◆ **Input data**
━━━━━━━━━━━━━━━━━━━━

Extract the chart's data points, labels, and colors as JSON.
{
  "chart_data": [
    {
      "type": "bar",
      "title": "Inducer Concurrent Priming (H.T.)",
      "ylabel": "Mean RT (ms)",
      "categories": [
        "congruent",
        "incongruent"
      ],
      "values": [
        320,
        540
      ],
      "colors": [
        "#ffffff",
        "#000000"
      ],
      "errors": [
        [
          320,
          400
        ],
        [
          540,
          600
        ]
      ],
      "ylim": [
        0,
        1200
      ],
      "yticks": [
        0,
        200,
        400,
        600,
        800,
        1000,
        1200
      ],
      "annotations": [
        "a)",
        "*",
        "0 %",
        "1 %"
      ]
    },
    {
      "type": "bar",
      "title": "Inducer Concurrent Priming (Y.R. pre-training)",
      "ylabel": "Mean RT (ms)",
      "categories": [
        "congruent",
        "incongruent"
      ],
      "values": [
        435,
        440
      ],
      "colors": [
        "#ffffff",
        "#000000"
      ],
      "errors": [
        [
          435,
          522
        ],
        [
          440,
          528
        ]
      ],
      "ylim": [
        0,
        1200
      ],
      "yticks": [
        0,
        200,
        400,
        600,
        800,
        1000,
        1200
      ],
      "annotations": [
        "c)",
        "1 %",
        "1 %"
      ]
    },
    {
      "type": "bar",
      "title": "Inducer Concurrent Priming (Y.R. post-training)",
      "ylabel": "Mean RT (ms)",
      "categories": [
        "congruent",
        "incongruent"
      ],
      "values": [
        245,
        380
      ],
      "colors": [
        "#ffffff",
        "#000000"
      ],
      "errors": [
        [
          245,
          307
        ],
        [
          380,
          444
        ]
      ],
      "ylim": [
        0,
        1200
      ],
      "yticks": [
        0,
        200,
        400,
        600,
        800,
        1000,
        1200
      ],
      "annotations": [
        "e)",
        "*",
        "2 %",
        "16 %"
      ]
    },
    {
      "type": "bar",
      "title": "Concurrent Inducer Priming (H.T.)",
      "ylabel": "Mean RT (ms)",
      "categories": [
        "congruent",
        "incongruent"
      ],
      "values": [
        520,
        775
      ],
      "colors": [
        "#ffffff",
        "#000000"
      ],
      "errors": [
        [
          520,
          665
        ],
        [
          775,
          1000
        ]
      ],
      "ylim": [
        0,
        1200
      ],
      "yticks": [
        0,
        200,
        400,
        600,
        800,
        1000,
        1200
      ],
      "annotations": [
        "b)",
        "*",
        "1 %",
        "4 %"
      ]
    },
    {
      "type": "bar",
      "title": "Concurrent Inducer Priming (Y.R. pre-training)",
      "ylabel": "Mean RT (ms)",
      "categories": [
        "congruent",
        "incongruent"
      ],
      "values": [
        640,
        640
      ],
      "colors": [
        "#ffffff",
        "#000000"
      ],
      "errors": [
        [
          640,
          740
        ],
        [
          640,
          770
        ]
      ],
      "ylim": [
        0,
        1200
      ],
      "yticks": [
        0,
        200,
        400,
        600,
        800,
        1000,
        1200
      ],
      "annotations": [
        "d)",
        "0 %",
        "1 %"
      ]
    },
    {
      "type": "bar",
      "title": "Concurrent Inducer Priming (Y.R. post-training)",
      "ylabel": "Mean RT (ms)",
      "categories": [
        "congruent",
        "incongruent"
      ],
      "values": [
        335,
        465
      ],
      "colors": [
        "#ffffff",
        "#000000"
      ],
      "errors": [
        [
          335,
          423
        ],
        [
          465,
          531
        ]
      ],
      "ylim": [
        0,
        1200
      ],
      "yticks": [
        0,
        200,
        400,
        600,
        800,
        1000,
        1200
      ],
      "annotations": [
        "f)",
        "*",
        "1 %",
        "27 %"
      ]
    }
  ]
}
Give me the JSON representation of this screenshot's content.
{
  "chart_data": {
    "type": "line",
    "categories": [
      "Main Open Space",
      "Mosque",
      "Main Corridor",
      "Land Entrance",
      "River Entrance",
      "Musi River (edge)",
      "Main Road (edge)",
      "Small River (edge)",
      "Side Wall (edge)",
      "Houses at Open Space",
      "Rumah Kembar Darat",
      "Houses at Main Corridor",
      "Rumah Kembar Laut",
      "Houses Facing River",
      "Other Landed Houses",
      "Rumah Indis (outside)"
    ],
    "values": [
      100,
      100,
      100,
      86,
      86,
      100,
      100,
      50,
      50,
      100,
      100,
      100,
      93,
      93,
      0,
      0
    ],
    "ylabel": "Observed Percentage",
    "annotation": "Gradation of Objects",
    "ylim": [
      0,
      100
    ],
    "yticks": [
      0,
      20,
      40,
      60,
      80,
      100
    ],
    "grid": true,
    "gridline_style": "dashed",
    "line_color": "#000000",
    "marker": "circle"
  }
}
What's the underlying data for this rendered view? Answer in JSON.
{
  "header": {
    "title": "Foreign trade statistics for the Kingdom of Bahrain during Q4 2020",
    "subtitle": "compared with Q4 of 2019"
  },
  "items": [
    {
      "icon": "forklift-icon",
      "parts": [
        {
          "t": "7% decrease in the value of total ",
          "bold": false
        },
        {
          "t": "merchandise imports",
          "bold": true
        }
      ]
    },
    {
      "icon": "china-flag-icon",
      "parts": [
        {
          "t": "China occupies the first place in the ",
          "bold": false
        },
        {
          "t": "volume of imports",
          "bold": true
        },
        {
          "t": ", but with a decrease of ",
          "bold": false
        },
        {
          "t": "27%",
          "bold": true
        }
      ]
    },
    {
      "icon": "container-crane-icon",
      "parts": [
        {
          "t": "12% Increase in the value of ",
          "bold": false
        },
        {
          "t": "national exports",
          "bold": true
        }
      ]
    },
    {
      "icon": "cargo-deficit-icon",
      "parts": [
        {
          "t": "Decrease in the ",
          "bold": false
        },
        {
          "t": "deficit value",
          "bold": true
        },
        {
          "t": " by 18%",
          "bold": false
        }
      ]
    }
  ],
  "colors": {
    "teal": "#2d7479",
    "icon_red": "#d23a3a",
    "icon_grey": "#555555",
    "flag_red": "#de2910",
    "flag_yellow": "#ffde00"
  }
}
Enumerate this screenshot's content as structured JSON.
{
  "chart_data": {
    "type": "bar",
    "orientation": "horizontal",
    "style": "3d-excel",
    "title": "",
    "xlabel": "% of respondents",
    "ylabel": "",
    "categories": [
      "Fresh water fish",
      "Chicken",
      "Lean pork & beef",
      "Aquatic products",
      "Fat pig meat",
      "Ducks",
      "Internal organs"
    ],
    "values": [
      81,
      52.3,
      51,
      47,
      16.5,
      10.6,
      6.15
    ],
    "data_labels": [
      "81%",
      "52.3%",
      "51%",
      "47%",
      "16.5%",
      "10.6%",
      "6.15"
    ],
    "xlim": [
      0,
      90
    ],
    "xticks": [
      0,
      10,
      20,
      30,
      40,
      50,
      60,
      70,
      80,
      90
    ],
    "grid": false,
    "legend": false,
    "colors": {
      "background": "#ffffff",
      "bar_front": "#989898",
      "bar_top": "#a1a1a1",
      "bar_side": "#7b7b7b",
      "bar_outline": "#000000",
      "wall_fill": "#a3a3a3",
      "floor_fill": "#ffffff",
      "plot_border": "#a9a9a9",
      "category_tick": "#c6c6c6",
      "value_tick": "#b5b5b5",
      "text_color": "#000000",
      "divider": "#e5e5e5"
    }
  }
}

━━━━━━━━━━━━━━━━━━━━

◆ **Directions**
Give back the data above exactly as it appears.

◆ **Exercise solution**
Extract the chart's data points, labels, and colors as JSON.
{
  "chart_data": [
    {
      "type": "bar",
      "title": "Inducer Concurrent Priming (H.T.)",
      "ylabel": "Mean RT (ms)",
      "categories": [
        "congruent",
        "incongruent"
      ],
      "values": [
        320,
        540
      ],
      "colors": [
        "#ffffff",
        "#000000"
      ],
      "errors": [
        [
          320,
          400
        ],
        [
          540,
          600
        ]
      ],
      "ylim": [
        0,
        1200
      ],
      "yticks": [
        0,
        200,
        400,
        600,
        800,
        1000,
        1200
      ],
      "annotations": [
        "a)",
        "*",
        "0 %",
        "1 %"
      ]
    },
    {
      "type": "bar",
      "title": "Inducer Concurrent Priming (Y.R. pre-training)",
      "ylabel": "Mean RT (ms)",
      "categories": [
        "congruent",
        "incongruent"
      ],
      "values": [
        435,
        440
      ],
      "colors": [
        "#ffffff",
        "#000000"
      ],
      "errors": [
        [
          435,
          522
        ],
        [
          440,
          528
        ]
      ],
      "ylim": [
        0,
        1200
      ],
      "yticks": [
        0,
        200,
        400,
        600,
        800,
        1000,
        1200
      ],
      "annotations": [
        "c)",
        "1 %",
        "1 %"
      ]
    },
    {
      "type": "bar",
      "title": "Inducer Concurrent Priming (Y.R. post-training)",
      "ylabel": "Mean RT (ms)",
      "categories": [
        "congruent",
        "incongruent"
      ],
      "values": [
        245,
        380
      ],
      "colors": [
        "#ffffff",
        "#000000"
      ],
      "errors": [
        [
          245,
          307
        ],
        [
          380,
          444
        ]
      ],
      "ylim": [
        0,
        1200
      ],
      "yticks": [
        0,
        200,
        400,
        600,
        800,
        1000,
        1200
      ],
      "annotations": [
        "e)",
        "*",
        "2 %",
        "16 %"
      ]
    },
    {
      "type": "bar",
      "title": "Concurrent Inducer Priming (H.T.)",
      "ylabel": "Mean RT (ms)",
      "categories": [
        "congruent",
        "incongruent"
      ],
      "values": [
        520,
        775
      ],
      "colors": [
        "#ffffff",
        "#000000"
      ],
      "errors": [
        [
          520,
          665
        ],
        [
          775,
          1000
        ]
      ],
      "ylim": [
        0,
        1200
      ],
      "yticks": [
        0,
        200,
        400,
        600,
        800,
        1000,
        1200
      ],
      "annotations": [
        "b)",
        "*",
        "1 %",
        "4 %"
      ]
    },
    {
      "type": "bar",
      "title": "Concurrent Inducer Priming (Y.R. pre-training)",
      "ylabel": "Mean RT (ms)",
      "categories": [
        "congruent",
        "incongruent"
      ],
      "values": [
        640,
        640
      ],
      "colors": [
        "#ffffff",
        "#000000"
      ],
      "errors": [
        [
          640,
          740
        ],
        [
          640,
          770
        ]
      ],
      "ylim": [
        0,
        1200
      ],
      "yticks": [
        0,
        200,
        400,
        600,
        800,
        1000,
        1200
      ],
      "annotations": [
        "d)",
        "0 %",
        "1 %"
      ]
    },
    {
      "type": "bar",
      "title": "Concurrent Inducer Priming (Y.R. post-training)",
      "ylabel": "Mean RT (ms)",
      "categories": [
        "congruent",
        "incongruent"
      ],
      "values": [
        335,
        465
      ],
      "colors": [
        "#ffffff",
        "#000000"
      ],
      "errors": [
        [
          335,
          423
        ],
        [
          465,
          531
        ]
      ],
      "ylim": [
        0,
        1200
      ],
      "yticks": [
        0,
        200,
        400,
        600,
        800,
        1000,
        1200
      ],
      "annotations": [
        "f)",
        "*",
        "1 %",
        "27 %"
      ]
    }
  ]
}
Give me the JSON representation of this screenshot's content.
{
  "chart_data": {
    "type": "line",
    "categories": [
      "Main Open Space",
      "Mosque",
      "Main Corridor",
      "Land Entrance",
      "River Entrance",
      "Musi River (edge)",
      "Main Road (edge)",
      "Small River (edge)",
      "Side Wall (edge)",
      "Houses at Open Space",
      "Rumah Kembar Darat",
      "Houses at Main Corridor",
      "Rumah Kembar Laut",
      "Houses Facing River",
      "Other Landed Houses",
      "Rumah Indis (outside)"
    ],
    "values": [
      100,
      100,
      100,
      86,
      86,
      100,
      100,
      50,
      50,
      100,
      100,
      100,
      93,
      93,
      0,
      0
    ],
    "ylabel": "Observed Percentage",
    "annotation": "Gradation of Objects",
    "ylim": [
      0,
      100
    ],
    "yticks": [
      0,
      20,
      40,
      60,
      80,
      100
    ],
    "grid": true,
    "gridline_style": "dashed",
    "line_color": "#000000",
    "marker": "circle"
  }
}
What's the underlying data for this rendered view? Answer in JSON.
{
  "header": {
    "title": "Foreign trade statistics for the Kingdom of Bahrain during Q4 2020",
    "subtitle": "compared with Q4 of 2019"
  },
  "items": [
    {
      "icon": "forklift-icon",
      "parts": [
        {
          "t": "7% decrease in the value of total ",
          "bold": false
        },
        {
          "t": "merchandise imports",
          "bold": true
        }
      ]
    },
    {
      "icon": "china-flag-icon",
      "parts": [
        {
          "t": "China occupies the first place in the ",
          "bold": false
        },
        {
          "t": "volume of imports",
          "bold": true
        },
        {
          "t": ", but with a decrease of ",
          "bold": false
        },
        {
          "t": "27%",
          "bold": true
        }
      ]
    },
    {
      "icon": "container-crane-icon",
      "parts": [
        {
          "t": "12% Increase in the value of ",
          "bold": false
        },
        {
          "t": "national exports",
          "bold": true
        }
      ]
    },
    {
      "icon": "cargo-deficit-icon",
      "parts": [
        {
          "t": "Decrease in the ",
          "bold": false
        },
        {
          "t": "deficit value",
          "bold": true
        },
        {
          "t": " by 18%",
          "bold": false
        }
      ]
    }
  ],
  "colors": {
    "teal": "#2d7479",
    "icon_red": "#d23a3a",
    "icon_grey": "#555555",
    "flag_red": "#de2910",
    "flag_yellow": "#ffde00"
  }
}
Enumerate this screenshot's content as structured JSON.
{
  "chart_data": {
    "type": "bar",
    "orientation": "horizontal",
    "style": "3d-excel",
    "title": "",
    "xlabel": "% of respondents",
    "ylabel": "",
    "categories": [
      "Fresh water fish",
      "Chicken",
      "Lean pork & beef",
      "Aquatic products",
      "Fat pig meat",
      "Ducks",
      "Internal organs"
    ],
    "values": [
      81,
      52.3,
      51,
      47,
      16.5,
      10.6,
      6.15
    ],
    "data_labels": [
      "81%",
      "52.3%",
      "51%",
      "47%",
      "16.5%",
      "10.6%",
      "6.15"
    ],
    "xlim": [
      0,
      90
    ],
    "xticks": [
      0,
      10,
      20,
      30,
      40,
      50,
      60,
      70,
      80,
      90
    ],
    "grid": false,
    "legend": false,
    "colors": {
      "background": "#ffffff",
      "bar_front": "#989898",
      "bar_top": "#a1a1a1",
      "bar_side": "#7b7b7b",
      "bar_outline": "#000000",
      "wall_fill": "#a3a3a3",
      "floor_fill": "#ffffff",
      "plot_border": "#a9a9a9",
      "category_tick": "#c6c6c6",
      "value_tick": "#b5b5b5",
      "text_color": "#000000",
      "divider": "#e5e5e5"
    }
  }
}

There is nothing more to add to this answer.